- **Prompt**
Write out the listing below without alteration, omitting its pictures.
━━━━━ Supplied data
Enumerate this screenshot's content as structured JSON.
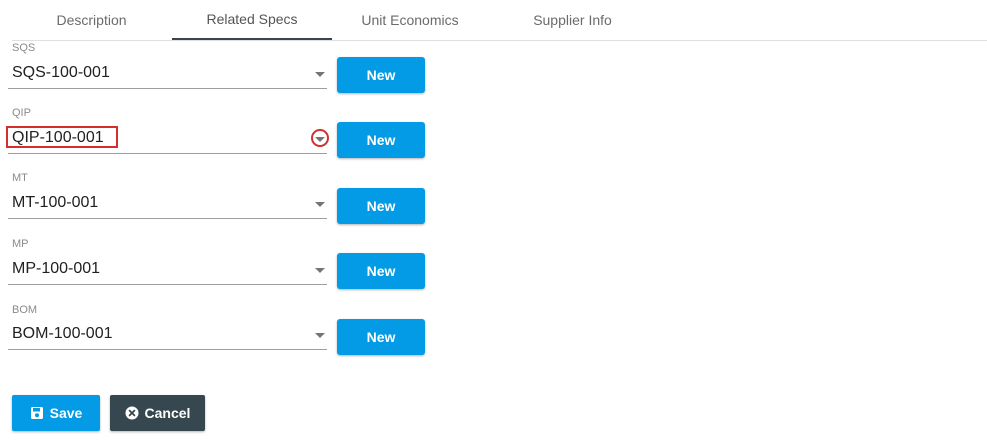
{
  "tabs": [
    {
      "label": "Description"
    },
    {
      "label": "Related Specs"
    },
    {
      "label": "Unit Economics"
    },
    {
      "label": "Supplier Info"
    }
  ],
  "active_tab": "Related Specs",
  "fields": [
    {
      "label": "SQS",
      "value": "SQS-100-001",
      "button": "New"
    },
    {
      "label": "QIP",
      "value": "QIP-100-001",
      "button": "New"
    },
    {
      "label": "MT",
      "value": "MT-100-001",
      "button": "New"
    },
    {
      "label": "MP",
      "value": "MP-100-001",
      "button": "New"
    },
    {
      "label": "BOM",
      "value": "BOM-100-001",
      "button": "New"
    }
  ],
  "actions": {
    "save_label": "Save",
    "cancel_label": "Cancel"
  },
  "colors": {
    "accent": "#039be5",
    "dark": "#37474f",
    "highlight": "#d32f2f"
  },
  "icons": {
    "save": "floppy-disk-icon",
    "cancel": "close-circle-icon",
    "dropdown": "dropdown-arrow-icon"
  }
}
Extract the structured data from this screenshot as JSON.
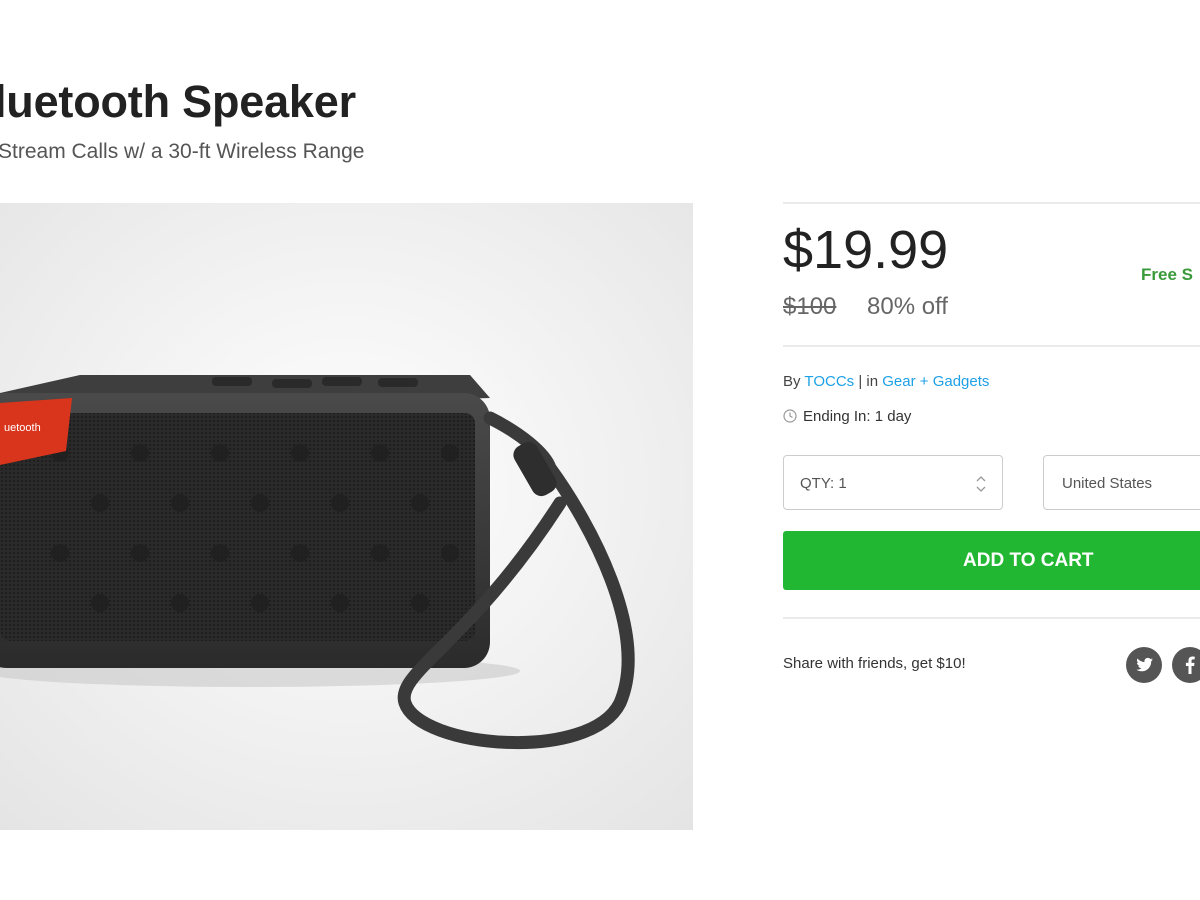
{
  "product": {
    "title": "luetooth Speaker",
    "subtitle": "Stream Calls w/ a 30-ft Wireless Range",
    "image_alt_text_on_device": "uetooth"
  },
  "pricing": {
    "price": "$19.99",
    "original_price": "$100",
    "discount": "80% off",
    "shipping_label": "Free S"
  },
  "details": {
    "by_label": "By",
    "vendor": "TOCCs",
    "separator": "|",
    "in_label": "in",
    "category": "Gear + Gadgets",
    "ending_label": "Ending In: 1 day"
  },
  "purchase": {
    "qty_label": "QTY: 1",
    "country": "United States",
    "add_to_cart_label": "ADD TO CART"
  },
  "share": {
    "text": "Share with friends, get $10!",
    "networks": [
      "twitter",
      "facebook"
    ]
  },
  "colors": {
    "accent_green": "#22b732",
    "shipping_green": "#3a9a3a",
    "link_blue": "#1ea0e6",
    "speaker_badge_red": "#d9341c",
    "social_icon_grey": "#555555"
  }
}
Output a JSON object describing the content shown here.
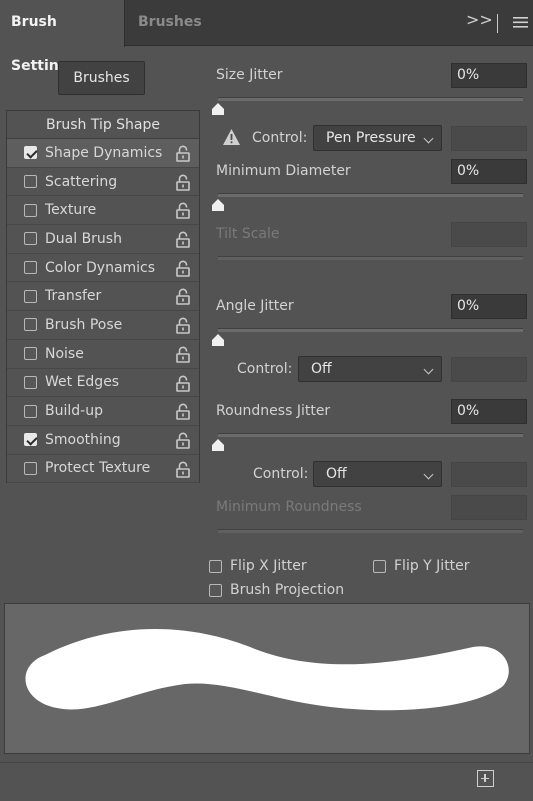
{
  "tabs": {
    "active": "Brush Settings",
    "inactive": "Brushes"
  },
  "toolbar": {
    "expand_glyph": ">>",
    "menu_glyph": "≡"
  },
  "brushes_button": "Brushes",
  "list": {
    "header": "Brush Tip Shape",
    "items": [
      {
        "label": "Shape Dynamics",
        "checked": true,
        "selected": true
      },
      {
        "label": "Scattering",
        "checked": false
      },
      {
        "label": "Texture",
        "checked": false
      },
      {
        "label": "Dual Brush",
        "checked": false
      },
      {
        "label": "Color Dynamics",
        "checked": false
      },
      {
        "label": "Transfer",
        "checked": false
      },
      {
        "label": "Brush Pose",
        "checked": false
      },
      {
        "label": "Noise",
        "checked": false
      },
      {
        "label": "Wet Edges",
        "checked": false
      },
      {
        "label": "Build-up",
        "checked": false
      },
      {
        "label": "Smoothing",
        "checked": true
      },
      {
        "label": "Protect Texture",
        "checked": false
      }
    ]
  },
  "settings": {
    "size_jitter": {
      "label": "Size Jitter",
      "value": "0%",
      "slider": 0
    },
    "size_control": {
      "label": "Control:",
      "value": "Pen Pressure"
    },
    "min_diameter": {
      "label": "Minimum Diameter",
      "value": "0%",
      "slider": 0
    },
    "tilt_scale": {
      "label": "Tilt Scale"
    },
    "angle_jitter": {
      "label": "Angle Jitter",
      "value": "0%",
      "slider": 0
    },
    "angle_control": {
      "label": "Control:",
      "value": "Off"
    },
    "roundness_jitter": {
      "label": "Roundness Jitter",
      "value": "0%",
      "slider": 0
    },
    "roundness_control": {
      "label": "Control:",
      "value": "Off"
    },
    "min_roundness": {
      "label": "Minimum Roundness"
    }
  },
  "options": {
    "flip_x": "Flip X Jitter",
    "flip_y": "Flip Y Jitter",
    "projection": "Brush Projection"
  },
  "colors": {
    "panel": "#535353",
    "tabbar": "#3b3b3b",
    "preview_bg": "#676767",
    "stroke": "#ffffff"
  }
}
━━━━━━━━━━
- **Result for this task**
Enumerate this screenshot's content as structured JSON.
{
  "tabs": [
    {
      "label": "Description"
    },
    {
      "label": "Related Specs"
    },
    {
      "label": "Unit Economics"
    },
    {
      "label": "Supplier Info"
    }
  ],
  "active_tab": "Related Specs",
  "fields": [
    {
      "label": "SQS",
      "value": "SQS-100-001",
      "button": "New"
    },
    {
      "label": "QIP",
      "value": "QIP-100-001",
      "button": "New"
    },
    {
      "label": "MT",
      "value": "MT-100-001",
      "button": "New"
    },
    {
      "label": "MP",
      "value": "MP-100-001",
      "button": "New"
    },
    {
      "label": "BOM",
      "value": "BOM-100-001",
      "button": "New"
    }
  ],
  "actions": {
    "save_label": "Save",
    "cancel_label": "Cancel"
  },
  "colors": {
    "accent": "#039be5",
    "dark": "#37474f",
    "highlight": "#d32f2f"
  },
  "icons": {
    "save": "floppy-disk-icon",
    "cancel": "close-circle-icon",
    "dropdown": "dropdown-arrow-icon"
  }
}
Extract the structured data from this screenshot as JSON.
{
  "product": {
    "title": "luetooth Speaker",
    "subtitle": "Stream Calls w/ a 30-ft Wireless Range",
    "image_alt_text_on_device": "uetooth"
  },
  "pricing": {
    "price": "$19.99",
    "original_price": "$100",
    "discount": "80% off",
    "shipping_label": "Free S"
  },
  "details": {
    "by_label": "By",
    "vendor": "TOCCs",
    "separator": "|",
    "in_label": "in",
    "category": "Gear + Gadgets",
    "ending_label": "Ending In: 1 day"
  },
  "purchase": {
    "qty_label": "QTY: 1",
    "country": "United States",
    "add_to_cart_label": "ADD TO CART"
  },
  "share": {
    "text": "Share with friends, get $10!",
    "networks": [
      "twitter",
      "facebook"
    ]
  },
  "colors": {
    "accent_green": "#22b732",
    "shipping_green": "#3a9a3a",
    "link_blue": "#1ea0e6",
    "speaker_badge_red": "#d9341c",
    "social_icon_grey": "#555555"
  }
}
Output a JSON object describing the content shown here.
{
  "tabs": {
    "active": "Brush Settings",
    "inactive": "Brushes"
  },
  "toolbar": {
    "expand_glyph": ">>",
    "menu_glyph": "≡"
  },
  "brushes_button": "Brushes",
  "list": {
    "header": "Brush Tip Shape",
    "items": [
      {
        "label": "Shape Dynamics",
        "checked": true,
        "selected": true
      },
      {
        "label": "Scattering",
        "checked": false
      },
      {
        "label": "Texture",
        "checked": false
      },
      {
        "label": "Dual Brush",
        "checked": false
      },
      {
        "label": "Color Dynamics",
        "checked": false
      },
      {
        "label": "Transfer",
        "checked": false
      },
      {
        "label": "Brush Pose",
        "checked": false
      },
      {
        "label": "Noise",
        "checked": false
      },
      {
        "label": "Wet Edges",
        "checked": false
      },
      {
        "label": "Build-up",
        "checked": false
      },
      {
        "label": "Smoothing",
        "checked": true
      },
      {
        "label": "Protect Texture",
        "checked": false
      }
    ]
  },
  "settings": {
    "size_jitter": {
      "label": "Size Jitter",
      "value": "0%",
      "slider": 0
    },
    "size_control": {
      "label": "Control:",
      "value": "Pen Pressure"
    },
    "min_diameter": {
      "label": "Minimum Diameter",
      "value": "0%",
      "slider": 0
    },
    "tilt_scale": {
      "label": "Tilt Scale"
    },
    "angle_jitter": {
      "label": "Angle Jitter",
      "value": "0%",
      "slider": 0
    },
    "angle_control": {
      "label": "Control:",
      "value": "Off"
    },
    "roundness_jitter": {
      "label": "Roundness Jitter",
      "value": "0%",
      "slider": 0
    },
    "roundness_control": {
      "label": "Control:",
      "value": "Off"
    },
    "min_roundness": {
      "label": "Minimum Roundness"
    }
  },
  "options": {
    "flip_x": "Flip X Jitter",
    "flip_y": "Flip Y Jitter",
    "projection": "Brush Projection"
  },
  "colors": {
    "panel": "#535353",
    "tabbar": "#3b3b3b",
    "preview_bg": "#676767",
    "stroke": "#ffffff"
  }
}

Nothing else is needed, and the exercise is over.